# PROBLEM TO SOLVE:
Check each line of the listing, and copy it if it contains the word "Start".

(Data records)
------------------------------------------------------------------------
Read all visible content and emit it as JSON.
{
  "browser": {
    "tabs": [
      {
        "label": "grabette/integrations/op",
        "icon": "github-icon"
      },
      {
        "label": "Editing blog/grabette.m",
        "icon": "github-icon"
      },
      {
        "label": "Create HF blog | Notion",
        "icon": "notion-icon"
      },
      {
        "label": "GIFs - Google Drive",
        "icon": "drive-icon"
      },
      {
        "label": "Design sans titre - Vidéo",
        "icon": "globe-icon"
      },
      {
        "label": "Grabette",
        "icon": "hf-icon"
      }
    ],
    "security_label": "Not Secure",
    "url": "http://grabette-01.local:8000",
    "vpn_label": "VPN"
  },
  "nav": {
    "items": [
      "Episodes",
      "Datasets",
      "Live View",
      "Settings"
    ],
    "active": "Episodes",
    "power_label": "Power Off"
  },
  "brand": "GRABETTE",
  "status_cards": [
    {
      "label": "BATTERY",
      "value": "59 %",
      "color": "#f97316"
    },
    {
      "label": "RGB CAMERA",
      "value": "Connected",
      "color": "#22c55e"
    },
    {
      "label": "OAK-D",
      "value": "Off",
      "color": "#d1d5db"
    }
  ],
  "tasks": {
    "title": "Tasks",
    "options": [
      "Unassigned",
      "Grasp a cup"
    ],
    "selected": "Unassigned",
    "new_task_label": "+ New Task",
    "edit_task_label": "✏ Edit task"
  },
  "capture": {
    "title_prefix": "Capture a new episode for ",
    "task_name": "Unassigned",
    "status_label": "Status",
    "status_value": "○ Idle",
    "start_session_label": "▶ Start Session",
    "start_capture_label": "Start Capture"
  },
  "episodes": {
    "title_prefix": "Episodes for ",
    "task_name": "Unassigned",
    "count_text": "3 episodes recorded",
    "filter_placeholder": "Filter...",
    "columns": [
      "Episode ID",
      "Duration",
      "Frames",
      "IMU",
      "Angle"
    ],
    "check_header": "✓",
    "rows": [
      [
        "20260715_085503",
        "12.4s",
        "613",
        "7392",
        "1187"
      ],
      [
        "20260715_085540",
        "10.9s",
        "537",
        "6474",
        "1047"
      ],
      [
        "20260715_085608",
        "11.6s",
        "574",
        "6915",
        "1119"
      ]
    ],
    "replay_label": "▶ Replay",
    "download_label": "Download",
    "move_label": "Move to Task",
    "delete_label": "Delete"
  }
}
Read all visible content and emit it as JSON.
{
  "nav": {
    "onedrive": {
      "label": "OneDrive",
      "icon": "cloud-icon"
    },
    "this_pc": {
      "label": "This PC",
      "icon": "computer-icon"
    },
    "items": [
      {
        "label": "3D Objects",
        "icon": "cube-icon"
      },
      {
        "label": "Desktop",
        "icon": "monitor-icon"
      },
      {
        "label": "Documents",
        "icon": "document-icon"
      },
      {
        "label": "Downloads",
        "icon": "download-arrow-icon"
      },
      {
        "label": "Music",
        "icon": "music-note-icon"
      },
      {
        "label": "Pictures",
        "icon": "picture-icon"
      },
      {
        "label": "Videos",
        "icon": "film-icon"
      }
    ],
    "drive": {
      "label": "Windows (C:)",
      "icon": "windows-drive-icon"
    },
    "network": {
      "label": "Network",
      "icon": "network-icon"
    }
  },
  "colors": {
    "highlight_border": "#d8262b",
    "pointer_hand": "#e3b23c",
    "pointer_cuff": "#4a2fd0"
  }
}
------------------------------------------------------------------------
# PROBLEM SOLUTION:
    "start_session_label": "▶ Start Session",
    "start_capture_label": "Start Capture"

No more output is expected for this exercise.